Filter the listing below, copying every line in which the word "title" appears.

═════ Data excerpts ═════

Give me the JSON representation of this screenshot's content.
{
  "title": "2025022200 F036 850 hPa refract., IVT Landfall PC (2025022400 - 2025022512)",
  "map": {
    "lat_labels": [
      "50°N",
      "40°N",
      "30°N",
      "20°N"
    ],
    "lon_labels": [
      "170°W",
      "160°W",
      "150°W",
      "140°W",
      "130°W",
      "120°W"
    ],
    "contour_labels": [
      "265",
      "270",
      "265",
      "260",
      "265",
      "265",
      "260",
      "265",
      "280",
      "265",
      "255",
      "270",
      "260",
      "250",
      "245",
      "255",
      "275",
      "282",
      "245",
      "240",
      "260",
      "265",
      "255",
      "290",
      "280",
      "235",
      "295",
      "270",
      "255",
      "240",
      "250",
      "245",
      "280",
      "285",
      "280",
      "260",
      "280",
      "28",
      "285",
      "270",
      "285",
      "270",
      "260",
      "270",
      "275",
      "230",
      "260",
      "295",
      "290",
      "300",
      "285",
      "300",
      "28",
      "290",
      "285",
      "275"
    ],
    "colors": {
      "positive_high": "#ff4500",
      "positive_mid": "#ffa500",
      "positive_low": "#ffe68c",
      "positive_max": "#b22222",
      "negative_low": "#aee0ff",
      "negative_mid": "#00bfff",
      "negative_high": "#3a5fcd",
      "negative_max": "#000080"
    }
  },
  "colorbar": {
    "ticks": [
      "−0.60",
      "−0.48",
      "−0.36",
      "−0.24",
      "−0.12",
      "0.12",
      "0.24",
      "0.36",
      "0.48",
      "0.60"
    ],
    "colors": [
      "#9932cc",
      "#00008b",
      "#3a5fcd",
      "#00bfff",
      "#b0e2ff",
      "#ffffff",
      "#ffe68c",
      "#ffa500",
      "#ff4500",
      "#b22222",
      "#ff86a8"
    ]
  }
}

═════
═════ Data excerpts ═════

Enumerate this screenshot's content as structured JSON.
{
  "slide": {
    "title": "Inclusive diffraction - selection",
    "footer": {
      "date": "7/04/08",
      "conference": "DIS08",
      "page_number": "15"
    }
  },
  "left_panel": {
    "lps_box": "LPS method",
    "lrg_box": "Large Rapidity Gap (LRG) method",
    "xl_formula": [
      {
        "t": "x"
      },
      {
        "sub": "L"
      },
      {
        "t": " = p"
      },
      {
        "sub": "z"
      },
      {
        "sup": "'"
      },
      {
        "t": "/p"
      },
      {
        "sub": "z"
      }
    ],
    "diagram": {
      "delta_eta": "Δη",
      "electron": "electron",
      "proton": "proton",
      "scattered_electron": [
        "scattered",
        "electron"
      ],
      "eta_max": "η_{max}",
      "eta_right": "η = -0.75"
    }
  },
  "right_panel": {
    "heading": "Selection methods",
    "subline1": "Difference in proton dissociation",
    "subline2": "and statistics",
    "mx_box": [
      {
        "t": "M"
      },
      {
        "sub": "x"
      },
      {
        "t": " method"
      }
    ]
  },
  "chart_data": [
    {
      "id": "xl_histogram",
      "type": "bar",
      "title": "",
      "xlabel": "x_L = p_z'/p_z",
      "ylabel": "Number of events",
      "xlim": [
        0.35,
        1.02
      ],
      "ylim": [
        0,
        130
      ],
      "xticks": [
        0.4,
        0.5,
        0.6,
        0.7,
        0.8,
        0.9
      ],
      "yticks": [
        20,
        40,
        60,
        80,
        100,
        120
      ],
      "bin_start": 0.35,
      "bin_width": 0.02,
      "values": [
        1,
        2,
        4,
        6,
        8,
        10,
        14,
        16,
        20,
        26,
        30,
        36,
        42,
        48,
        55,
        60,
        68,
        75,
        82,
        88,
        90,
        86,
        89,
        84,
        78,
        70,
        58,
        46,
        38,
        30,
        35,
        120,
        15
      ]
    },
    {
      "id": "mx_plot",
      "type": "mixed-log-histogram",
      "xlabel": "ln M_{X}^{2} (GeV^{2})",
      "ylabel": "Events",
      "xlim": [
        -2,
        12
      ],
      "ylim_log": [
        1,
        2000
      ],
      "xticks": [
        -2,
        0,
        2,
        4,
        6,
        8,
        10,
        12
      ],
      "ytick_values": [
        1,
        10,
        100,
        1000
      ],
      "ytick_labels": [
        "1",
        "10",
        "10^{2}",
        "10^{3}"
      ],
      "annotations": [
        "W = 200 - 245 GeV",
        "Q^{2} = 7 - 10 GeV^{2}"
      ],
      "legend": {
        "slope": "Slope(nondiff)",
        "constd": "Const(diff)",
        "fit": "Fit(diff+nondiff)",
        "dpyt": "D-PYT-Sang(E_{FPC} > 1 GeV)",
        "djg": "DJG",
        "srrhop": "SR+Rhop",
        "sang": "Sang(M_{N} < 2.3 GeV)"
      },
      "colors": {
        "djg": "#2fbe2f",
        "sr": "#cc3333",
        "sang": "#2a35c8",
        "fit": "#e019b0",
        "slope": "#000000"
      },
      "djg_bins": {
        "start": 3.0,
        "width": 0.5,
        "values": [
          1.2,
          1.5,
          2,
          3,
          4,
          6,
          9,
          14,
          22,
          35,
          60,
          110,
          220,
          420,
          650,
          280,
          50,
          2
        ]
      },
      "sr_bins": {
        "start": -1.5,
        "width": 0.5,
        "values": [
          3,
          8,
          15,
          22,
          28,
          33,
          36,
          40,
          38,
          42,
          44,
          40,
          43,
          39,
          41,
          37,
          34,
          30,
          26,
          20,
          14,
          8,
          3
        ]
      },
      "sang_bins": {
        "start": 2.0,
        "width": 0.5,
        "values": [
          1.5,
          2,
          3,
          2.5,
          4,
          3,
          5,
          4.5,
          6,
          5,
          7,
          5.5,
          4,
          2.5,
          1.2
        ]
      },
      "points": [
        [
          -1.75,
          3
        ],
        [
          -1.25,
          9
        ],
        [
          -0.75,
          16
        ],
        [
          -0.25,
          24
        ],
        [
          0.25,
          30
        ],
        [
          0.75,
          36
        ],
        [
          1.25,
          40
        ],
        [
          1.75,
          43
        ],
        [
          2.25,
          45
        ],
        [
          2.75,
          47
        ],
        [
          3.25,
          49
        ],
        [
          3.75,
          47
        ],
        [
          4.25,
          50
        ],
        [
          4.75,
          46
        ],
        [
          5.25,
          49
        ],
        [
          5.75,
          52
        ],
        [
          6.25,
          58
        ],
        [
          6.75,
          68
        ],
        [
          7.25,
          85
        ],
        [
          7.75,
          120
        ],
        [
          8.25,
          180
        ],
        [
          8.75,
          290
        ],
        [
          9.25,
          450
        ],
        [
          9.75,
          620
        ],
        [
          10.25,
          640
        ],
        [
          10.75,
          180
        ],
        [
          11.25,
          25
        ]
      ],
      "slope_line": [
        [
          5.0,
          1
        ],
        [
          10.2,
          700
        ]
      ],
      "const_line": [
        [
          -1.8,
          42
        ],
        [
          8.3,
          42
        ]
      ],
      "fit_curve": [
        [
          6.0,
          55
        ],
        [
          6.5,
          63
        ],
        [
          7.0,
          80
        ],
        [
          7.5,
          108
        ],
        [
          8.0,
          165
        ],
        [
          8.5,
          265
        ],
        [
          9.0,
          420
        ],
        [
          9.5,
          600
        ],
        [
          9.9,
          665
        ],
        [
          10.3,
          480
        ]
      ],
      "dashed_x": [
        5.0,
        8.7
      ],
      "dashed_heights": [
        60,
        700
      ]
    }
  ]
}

═════

> [Final answer]:
  "title": "2025022200 F036 850 hPa refract., IVT Landfall PC (2025022400 - 2025022512)",
    "title": "Inclusive diffraction - selection",
      "title": "",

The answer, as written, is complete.